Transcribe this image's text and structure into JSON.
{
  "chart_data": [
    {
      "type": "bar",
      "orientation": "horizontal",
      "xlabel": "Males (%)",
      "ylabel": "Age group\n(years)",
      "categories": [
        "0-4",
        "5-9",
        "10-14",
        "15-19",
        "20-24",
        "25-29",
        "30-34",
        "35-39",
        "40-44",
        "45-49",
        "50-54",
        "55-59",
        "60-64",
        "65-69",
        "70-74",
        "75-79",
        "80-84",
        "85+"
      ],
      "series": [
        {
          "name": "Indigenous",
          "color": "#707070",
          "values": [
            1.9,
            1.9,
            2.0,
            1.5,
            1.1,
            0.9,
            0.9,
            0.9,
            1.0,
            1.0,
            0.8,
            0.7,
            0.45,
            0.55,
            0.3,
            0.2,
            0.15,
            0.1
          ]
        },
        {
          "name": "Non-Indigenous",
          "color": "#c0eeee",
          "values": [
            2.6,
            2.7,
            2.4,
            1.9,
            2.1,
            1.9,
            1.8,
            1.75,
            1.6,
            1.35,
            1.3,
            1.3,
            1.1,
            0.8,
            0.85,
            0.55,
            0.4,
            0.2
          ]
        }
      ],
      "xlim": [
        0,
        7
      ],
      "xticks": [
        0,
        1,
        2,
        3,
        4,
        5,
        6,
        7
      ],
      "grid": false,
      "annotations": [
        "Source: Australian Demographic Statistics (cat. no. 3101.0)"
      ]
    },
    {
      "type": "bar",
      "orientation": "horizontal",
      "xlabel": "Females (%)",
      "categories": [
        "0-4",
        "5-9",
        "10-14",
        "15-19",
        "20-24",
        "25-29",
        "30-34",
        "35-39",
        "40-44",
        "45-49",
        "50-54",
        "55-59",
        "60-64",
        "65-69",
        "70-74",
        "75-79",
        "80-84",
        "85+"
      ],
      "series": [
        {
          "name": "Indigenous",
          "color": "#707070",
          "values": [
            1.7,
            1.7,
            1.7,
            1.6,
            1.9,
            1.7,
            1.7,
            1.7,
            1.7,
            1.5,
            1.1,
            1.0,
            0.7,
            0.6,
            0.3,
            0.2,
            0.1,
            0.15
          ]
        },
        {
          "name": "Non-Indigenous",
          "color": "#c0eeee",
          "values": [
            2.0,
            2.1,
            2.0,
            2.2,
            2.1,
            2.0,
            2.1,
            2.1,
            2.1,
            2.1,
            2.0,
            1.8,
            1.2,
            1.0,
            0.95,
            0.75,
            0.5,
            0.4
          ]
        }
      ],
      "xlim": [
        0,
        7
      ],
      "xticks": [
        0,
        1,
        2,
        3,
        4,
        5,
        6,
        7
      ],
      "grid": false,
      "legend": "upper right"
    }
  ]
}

---

- [Instruction] Write out every entry verbatim.

- [Expected answer]
Transcribe this image's text and structure into JSON.
{
  "chart_data": [
    {
      "type": "bar",
      "orientation": "horizontal",
      "xlabel": "Males (%)",
      "ylabel": "Age group\n(years)",
      "categories": [
        "0-4",
        "5-9",
        "10-14",
        "15-19",
        "20-24",
        "25-29",
        "30-34",
        "35-39",
        "40-44",
        "45-49",
        "50-54",
        "55-59",
        "60-64",
        "65-69",
        "70-74",
        "75-79",
        "80-84",
        "85+"
      ],
      "series": [
        {
          "name": "Indigenous",
          "color": "#707070",
          "values": [
            1.9,
            1.9,
            2.0,
            1.5,
            1.1,
            0.9,
            0.9,
            0.9,
            1.0,
            1.0,
            0.8,
            0.7,
            0.45,
            0.55,
            0.3,
            0.2,
            0.15,
            0.1
          ]
        },
        {
          "name": "Non-Indigenous",
          "color": "#c0eeee",
          "values": [
            2.6,
            2.7,
            2.4,
            1.9,
            2.1,
            1.9,
            1.8,
            1.75,
            1.6,
            1.35,
            1.3,
            1.3,
            1.1,
            0.8,
            0.85,
            0.55,
            0.4,
            0.2
          ]
        }
      ],
      "xlim": [
        0,
        7
      ],
      "xticks": [
        0,
        1,
        2,
        3,
        4,
        5,
        6,
        7
      ],
      "grid": false,
      "annotations": [
        "Source: Australian Demographic Statistics (cat. no. 3101.0)"
      ]
    },
    {
      "type": "bar",
      "orientation": "horizontal",
      "xlabel": "Females (%)",
      "categories": [
        "0-4",
        "5-9",
        "10-14",
        "15-19",
        "20-24",
        "25-29",
        "30-34",
        "35-39",
        "40-44",
        "45-49",
        "50-54",
        "55-59",
        "60-64",
        "65-69",
        "70-74",
        "75-79",
        "80-84",
        "85+"
      ],
      "series": [
        {
          "name": "Indigenous",
          "color": "#707070",
          "values": [
            1.7,
            1.7,
            1.7,
            1.6,
            1.9,
            1.7,
            1.7,
            1.7,
            1.7,
            1.5,
            1.1,
            1.0,
            0.7,
            0.6,
            0.3,
            0.2,
            0.1,
            0.15
          ]
        },
        {
          "name": "Non-Indigenous",
          "color": "#c0eeee",
          "values": [
            2.0,
            2.1,
            2.0,
            2.2,
            2.1,
            2.0,
            2.1,
            2.1,
            2.1,
            2.1,
            2.0,
            1.8,
            1.2,
            1.0,
            0.95,
            0.75,
            0.5,
            0.4
          ]
        }
      ],
      "xlim": [
        0,
        7
      ],
      "xticks": [
        0,
        1,
        2,
        3,
        4,
        5,
        6,
        7
      ],
      "grid": false,
      "legend": "upper right"
    }
  ]
}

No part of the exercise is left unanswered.